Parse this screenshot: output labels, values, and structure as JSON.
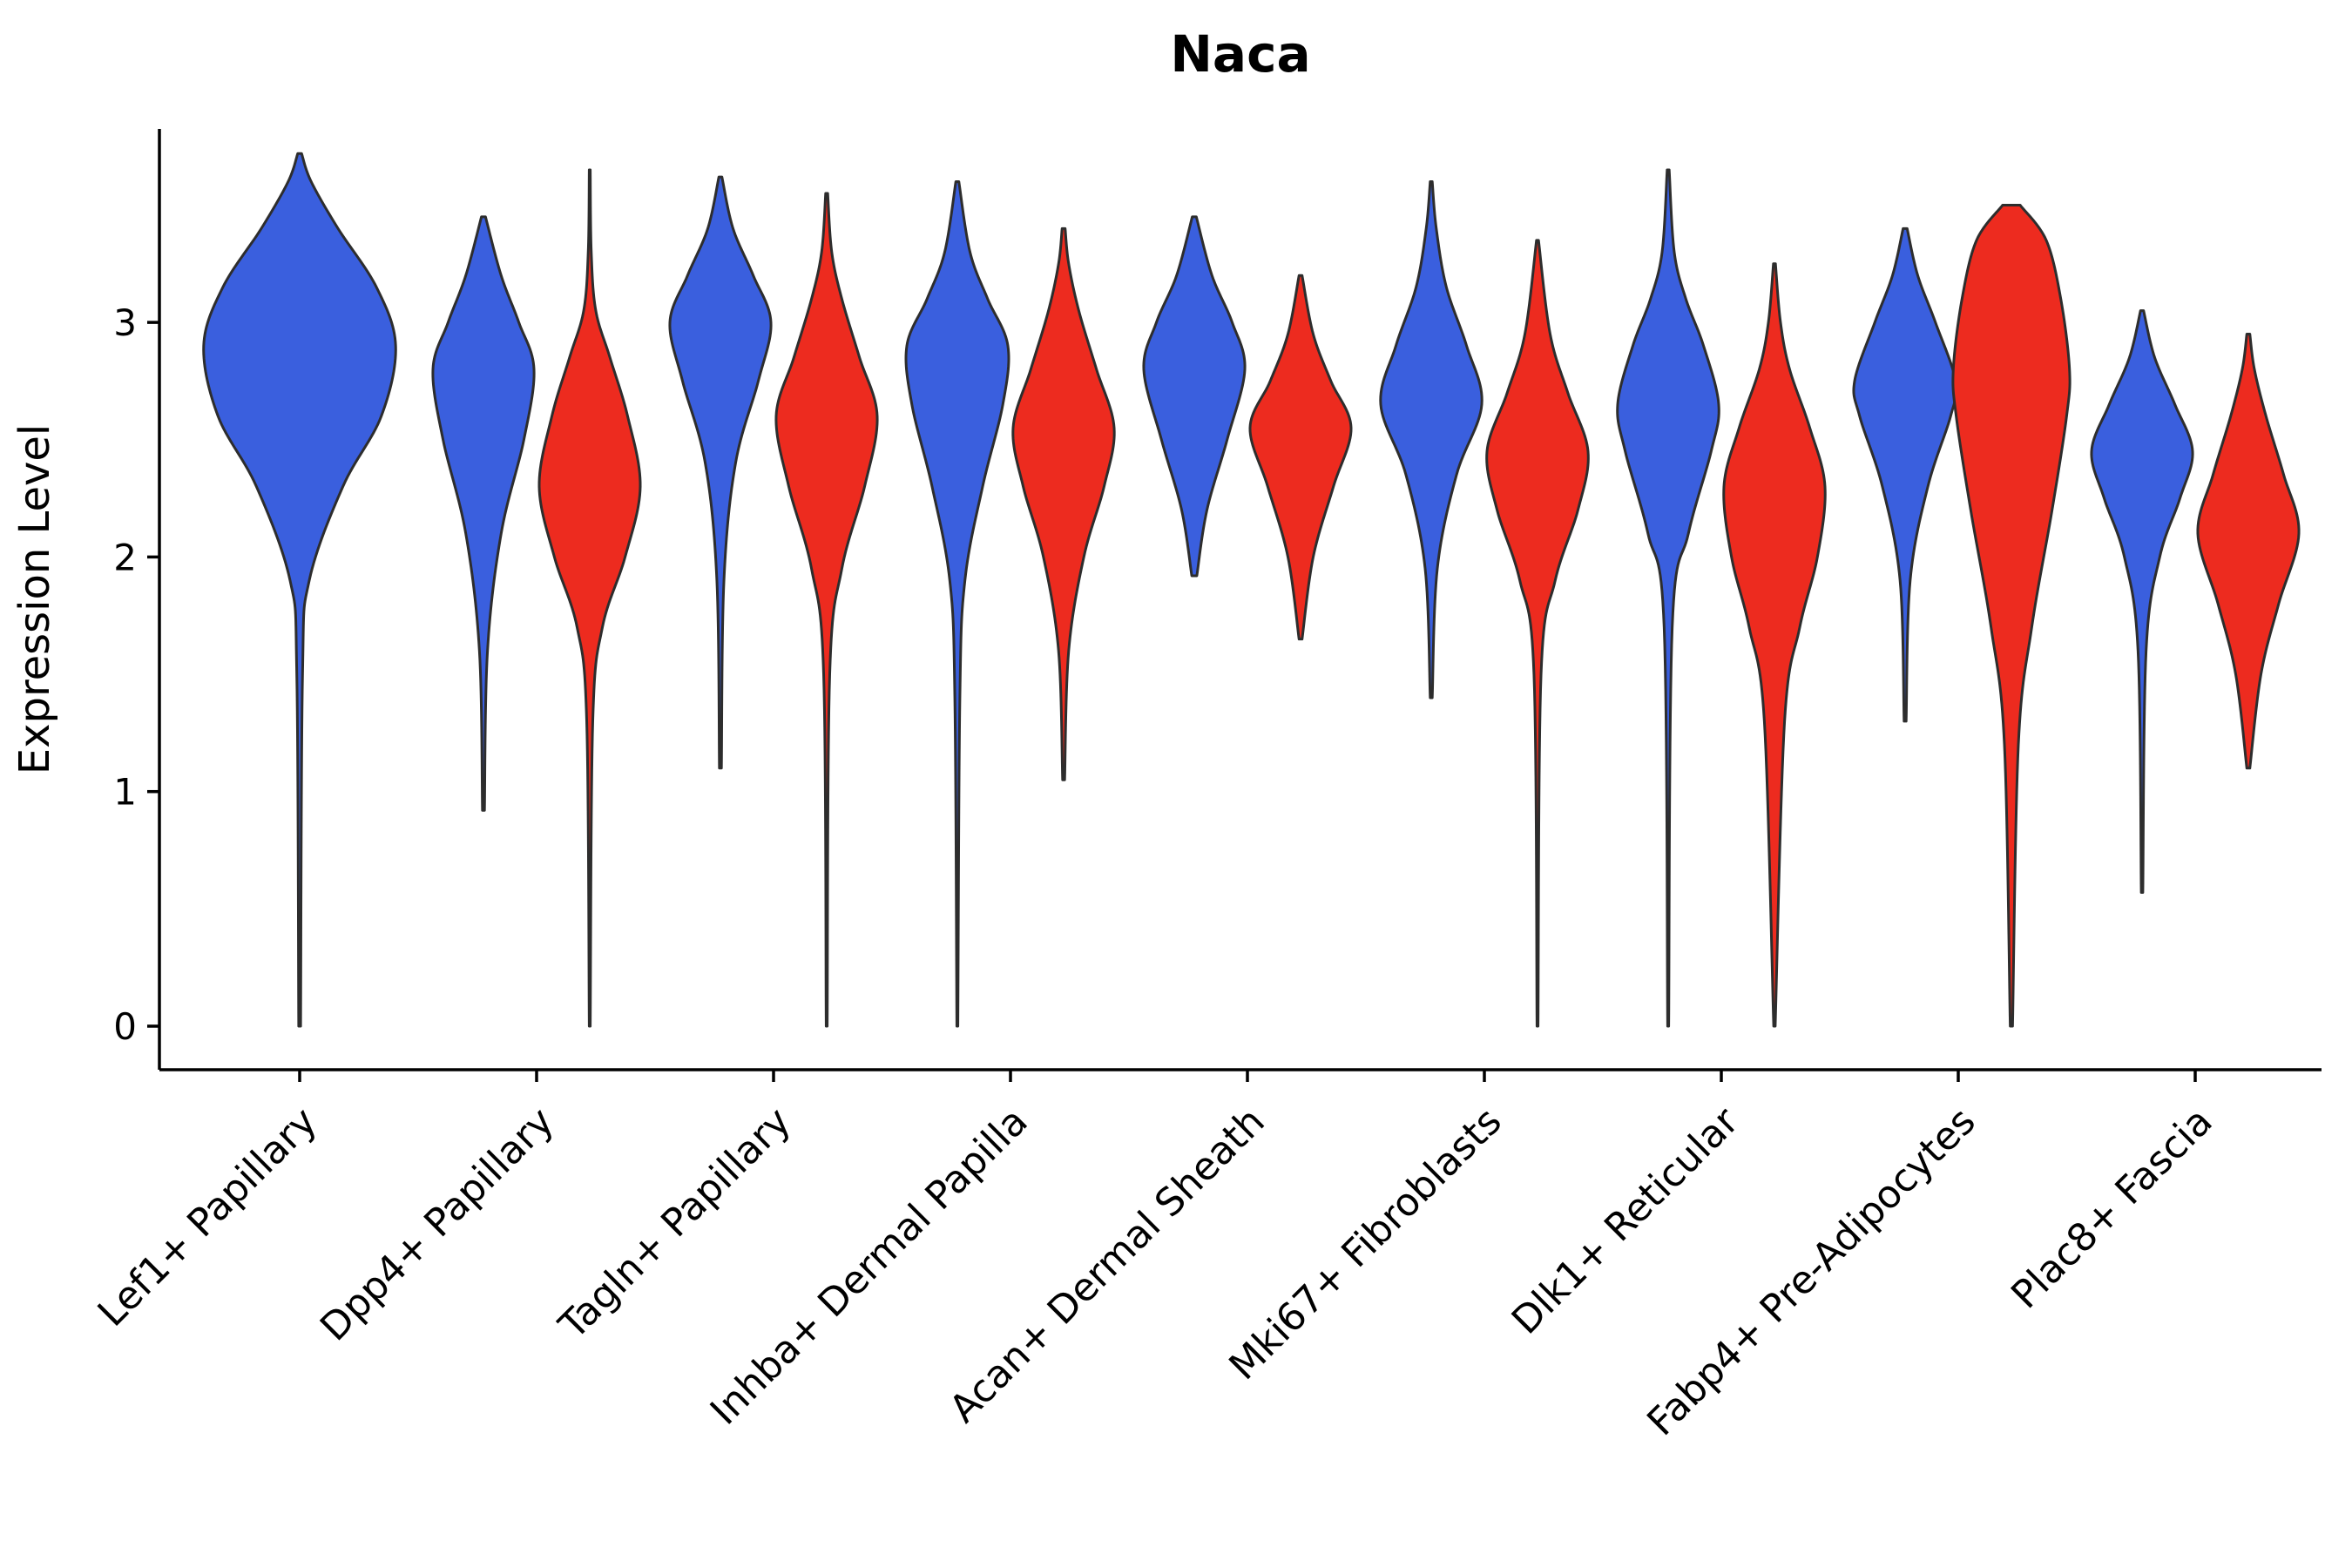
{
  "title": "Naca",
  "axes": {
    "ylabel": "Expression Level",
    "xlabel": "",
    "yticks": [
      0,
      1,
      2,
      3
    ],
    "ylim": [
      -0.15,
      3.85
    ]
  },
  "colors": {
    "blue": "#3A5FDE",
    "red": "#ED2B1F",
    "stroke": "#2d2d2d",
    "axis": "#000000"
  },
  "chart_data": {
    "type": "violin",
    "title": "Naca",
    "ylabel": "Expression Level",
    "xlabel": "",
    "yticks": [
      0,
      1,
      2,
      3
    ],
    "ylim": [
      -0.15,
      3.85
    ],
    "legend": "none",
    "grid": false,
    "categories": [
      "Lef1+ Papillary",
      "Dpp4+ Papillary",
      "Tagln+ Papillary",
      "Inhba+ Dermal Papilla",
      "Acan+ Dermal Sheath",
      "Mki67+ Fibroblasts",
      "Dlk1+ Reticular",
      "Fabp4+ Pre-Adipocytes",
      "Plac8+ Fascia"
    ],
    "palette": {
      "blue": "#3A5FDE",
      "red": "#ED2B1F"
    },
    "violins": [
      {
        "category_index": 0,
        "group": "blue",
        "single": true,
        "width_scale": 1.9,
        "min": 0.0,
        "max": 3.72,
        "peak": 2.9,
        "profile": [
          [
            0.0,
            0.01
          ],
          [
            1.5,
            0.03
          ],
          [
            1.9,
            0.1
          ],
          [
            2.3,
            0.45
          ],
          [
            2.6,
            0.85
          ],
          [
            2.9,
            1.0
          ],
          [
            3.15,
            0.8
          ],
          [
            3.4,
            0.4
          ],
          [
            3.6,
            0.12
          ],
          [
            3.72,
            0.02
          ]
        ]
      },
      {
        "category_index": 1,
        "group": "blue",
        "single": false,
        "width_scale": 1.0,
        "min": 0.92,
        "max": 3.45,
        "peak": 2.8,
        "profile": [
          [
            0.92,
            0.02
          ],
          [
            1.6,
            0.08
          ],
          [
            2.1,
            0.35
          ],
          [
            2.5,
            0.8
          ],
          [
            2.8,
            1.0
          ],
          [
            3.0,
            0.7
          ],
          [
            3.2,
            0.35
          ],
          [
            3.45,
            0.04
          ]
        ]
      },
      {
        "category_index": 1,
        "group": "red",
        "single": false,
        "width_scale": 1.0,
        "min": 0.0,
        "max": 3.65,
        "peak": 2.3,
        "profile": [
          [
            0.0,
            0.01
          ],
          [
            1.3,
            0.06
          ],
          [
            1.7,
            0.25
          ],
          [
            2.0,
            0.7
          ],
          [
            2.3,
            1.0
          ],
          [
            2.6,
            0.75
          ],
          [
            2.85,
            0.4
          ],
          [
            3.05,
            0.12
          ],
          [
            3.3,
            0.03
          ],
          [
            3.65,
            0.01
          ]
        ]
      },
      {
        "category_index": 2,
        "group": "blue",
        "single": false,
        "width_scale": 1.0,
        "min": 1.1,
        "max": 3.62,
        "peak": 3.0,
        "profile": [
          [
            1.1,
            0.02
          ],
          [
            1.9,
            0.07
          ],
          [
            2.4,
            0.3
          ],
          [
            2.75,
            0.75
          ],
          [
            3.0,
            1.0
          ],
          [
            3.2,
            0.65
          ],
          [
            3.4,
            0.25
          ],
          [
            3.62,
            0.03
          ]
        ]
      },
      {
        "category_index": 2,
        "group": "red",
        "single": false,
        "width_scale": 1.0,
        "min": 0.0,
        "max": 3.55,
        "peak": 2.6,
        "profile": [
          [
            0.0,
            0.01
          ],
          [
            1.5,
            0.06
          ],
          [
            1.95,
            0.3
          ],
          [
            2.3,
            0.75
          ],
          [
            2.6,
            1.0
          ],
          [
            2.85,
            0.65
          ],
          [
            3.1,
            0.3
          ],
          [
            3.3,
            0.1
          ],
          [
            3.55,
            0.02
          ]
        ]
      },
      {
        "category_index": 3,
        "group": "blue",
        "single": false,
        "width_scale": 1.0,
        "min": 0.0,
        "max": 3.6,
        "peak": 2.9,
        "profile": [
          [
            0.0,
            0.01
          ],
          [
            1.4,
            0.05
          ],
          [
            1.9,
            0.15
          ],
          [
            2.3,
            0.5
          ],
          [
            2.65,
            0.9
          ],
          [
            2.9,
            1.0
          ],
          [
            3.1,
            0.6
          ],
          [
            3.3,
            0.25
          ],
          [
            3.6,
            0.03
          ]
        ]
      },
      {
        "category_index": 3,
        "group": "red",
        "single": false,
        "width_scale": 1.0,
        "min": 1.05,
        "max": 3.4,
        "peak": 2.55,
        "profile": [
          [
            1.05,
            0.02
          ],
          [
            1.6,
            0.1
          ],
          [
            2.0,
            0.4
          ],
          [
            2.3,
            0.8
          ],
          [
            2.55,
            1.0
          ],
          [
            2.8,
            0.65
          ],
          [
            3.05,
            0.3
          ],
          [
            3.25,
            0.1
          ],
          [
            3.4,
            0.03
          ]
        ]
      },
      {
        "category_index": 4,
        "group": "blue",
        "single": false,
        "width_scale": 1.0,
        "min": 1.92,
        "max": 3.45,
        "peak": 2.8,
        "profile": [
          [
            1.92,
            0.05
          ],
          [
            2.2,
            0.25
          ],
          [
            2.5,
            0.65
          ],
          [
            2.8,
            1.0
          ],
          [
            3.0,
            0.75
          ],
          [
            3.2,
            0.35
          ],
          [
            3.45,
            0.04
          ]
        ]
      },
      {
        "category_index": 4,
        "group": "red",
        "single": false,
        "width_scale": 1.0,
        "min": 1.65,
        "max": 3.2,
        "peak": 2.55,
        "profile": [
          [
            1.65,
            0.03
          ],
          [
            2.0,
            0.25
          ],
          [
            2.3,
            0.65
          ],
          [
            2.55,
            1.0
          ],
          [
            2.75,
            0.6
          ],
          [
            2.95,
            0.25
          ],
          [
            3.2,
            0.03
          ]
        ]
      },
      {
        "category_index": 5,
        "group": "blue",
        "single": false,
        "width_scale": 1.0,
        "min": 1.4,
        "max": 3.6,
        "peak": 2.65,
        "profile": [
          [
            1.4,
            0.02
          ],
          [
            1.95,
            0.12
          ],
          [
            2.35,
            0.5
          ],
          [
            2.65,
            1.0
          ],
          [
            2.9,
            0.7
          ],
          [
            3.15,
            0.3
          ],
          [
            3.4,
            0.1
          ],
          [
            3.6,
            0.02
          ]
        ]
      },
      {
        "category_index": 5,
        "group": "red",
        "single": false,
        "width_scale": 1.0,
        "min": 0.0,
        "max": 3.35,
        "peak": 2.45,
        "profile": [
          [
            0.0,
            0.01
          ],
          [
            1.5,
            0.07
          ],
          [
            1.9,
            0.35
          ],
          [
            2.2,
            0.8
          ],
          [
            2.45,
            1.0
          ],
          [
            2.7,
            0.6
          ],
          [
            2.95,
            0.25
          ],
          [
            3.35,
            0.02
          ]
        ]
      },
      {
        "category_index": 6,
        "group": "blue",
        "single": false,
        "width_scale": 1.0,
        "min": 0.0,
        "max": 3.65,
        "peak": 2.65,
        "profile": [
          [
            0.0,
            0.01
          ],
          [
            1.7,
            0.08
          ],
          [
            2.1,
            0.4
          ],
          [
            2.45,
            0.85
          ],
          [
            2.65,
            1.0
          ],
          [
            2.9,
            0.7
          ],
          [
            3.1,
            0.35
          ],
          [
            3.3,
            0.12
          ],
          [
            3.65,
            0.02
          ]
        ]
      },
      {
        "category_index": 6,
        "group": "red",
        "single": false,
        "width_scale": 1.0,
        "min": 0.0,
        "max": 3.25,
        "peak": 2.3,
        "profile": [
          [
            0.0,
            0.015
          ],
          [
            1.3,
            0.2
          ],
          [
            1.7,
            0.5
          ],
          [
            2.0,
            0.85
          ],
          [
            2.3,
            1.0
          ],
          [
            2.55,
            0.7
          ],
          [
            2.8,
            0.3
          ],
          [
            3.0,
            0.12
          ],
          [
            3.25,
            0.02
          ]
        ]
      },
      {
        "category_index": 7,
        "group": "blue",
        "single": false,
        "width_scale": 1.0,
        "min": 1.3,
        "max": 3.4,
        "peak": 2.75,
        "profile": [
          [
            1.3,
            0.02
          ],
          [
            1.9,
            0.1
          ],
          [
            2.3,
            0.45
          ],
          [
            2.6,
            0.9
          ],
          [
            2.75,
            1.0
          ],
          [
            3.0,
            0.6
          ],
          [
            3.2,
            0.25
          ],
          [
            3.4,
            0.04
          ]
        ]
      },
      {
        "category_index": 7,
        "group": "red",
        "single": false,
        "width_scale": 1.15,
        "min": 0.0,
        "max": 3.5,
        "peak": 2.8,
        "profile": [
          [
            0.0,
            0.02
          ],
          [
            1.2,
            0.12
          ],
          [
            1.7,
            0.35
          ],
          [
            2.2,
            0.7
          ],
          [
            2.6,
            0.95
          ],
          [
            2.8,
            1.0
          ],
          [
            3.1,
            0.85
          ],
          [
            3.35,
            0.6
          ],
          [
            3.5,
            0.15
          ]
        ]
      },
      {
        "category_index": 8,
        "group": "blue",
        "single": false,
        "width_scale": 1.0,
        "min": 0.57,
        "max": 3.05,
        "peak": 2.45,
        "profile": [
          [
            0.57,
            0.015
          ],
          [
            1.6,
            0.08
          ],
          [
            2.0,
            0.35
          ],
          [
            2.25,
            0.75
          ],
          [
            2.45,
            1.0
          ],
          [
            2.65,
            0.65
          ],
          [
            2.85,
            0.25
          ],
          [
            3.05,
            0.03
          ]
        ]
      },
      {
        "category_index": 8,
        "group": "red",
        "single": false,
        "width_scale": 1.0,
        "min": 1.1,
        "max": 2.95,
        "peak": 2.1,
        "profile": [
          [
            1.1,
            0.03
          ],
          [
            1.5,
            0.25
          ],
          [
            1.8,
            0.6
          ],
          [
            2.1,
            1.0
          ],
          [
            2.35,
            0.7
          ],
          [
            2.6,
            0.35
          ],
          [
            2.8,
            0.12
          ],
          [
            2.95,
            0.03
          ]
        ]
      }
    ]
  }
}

============================================================

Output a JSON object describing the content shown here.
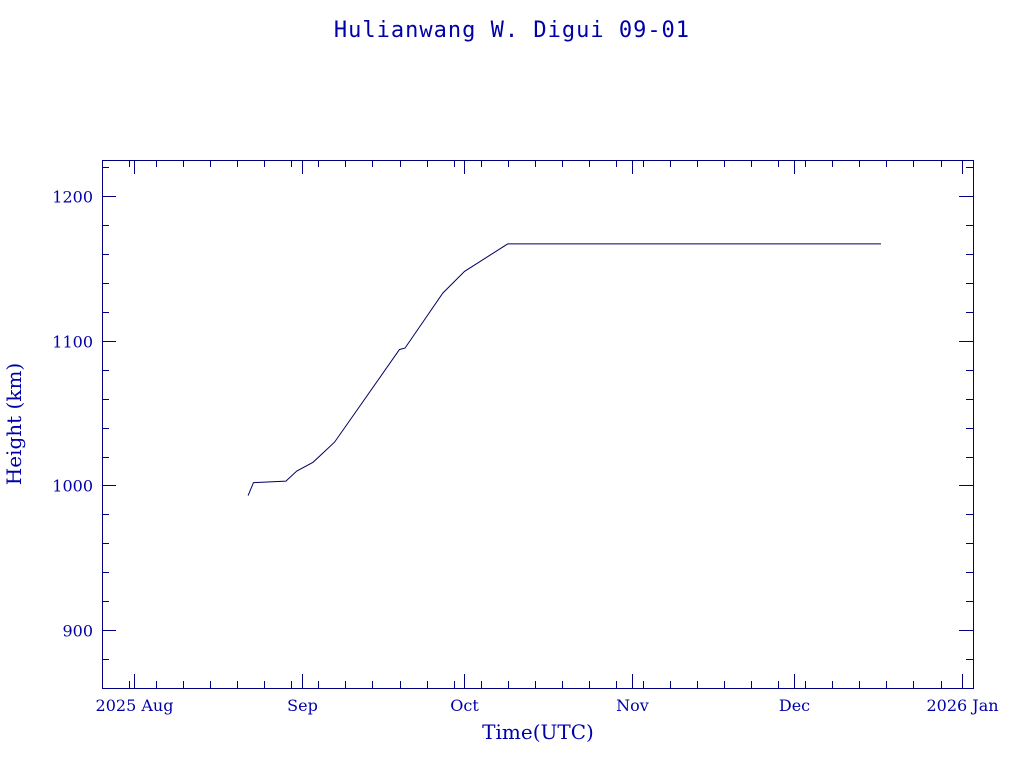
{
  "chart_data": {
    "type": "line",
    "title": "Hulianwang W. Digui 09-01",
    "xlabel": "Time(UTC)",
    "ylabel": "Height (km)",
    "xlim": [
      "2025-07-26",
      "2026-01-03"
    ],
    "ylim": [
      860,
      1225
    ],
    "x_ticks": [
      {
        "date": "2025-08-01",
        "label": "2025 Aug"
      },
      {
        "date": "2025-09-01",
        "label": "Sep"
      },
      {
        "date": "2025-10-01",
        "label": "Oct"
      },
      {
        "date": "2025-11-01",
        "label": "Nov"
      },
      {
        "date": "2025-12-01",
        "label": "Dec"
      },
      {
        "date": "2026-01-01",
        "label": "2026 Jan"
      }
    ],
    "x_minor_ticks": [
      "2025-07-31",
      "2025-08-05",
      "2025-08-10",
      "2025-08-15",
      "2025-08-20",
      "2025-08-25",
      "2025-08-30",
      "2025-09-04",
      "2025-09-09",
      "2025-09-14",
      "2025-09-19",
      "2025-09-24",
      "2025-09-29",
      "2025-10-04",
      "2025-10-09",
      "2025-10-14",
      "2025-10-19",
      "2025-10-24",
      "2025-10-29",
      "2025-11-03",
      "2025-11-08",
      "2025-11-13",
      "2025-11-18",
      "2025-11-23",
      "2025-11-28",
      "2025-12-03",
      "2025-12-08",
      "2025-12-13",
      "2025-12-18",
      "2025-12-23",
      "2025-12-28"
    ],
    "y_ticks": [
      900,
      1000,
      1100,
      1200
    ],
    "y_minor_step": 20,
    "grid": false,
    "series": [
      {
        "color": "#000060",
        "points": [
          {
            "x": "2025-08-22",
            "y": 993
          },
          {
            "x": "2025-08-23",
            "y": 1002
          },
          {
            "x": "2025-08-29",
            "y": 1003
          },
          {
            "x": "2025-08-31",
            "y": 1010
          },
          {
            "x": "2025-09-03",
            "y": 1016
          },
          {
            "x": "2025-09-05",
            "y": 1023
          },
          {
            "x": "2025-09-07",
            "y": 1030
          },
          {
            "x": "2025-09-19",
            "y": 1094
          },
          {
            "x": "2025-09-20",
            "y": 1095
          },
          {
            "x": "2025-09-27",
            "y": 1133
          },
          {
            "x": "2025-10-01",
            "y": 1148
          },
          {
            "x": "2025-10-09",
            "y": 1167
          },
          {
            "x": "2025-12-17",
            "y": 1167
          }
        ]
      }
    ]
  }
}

============================================================

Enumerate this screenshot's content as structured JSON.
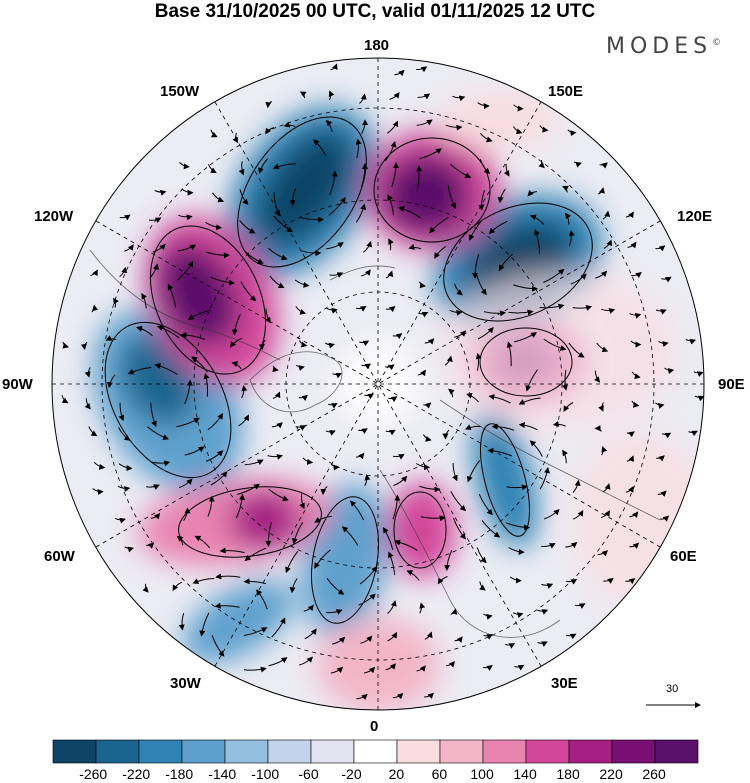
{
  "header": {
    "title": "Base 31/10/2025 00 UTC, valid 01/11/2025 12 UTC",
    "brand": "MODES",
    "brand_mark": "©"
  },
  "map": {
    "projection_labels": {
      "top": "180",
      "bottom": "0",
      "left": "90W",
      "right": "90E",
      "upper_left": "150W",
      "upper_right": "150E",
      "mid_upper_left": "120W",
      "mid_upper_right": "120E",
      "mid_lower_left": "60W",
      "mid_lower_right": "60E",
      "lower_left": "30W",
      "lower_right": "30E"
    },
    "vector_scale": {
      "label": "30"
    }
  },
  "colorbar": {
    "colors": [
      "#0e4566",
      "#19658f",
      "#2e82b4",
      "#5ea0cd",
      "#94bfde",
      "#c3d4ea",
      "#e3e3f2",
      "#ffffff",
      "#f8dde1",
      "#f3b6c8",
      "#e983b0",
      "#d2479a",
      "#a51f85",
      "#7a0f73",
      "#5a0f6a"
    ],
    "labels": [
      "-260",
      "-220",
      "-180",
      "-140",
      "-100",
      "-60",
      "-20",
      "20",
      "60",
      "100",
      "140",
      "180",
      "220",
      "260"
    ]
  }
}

============================================================

WHAT THE TASK REQUIRES:
Your answer should be a single number: the count of lines in the listing that contain the word "JSON".

CORRECT OUTPUT:
3